Your task
Repeat each line exactly as it is written.

>>>

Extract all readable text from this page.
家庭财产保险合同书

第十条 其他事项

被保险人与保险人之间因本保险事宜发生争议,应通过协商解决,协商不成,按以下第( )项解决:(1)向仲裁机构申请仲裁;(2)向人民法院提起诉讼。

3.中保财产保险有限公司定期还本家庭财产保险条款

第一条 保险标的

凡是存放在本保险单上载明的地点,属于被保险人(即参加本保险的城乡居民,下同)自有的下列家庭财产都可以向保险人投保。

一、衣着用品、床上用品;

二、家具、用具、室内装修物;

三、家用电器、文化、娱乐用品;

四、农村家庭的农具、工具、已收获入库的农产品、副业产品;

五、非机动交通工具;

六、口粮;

<<<

Solution for this task
Extract all readable text from this page.
家庭财产保险合同书

第十条 其他事项

被保险人与保险人之间因本保险事宜发生争议,应通过协商解决,协商不成,按以下第( )项解决:(1)向仲裁机构申请仲裁;(2)向人民法院提起诉讼。

3.中保财产保险有限公司定期还本家庭财产保险条款

第一条 保险标的

凡是存放在本保险单上载明的地点,属于被保险人(即参加本保险的城乡居民,下同)自有的下列家庭财产都可以向保险人投保。

一、衣着用品、床上用品;

二、家具、用具、室内装修物;

三、家用电器、文化、娱乐用品;

四、农村家庭的农具、工具、已收获入库的农产品、副业产品;

五、非机动交通工具;

六、口粮;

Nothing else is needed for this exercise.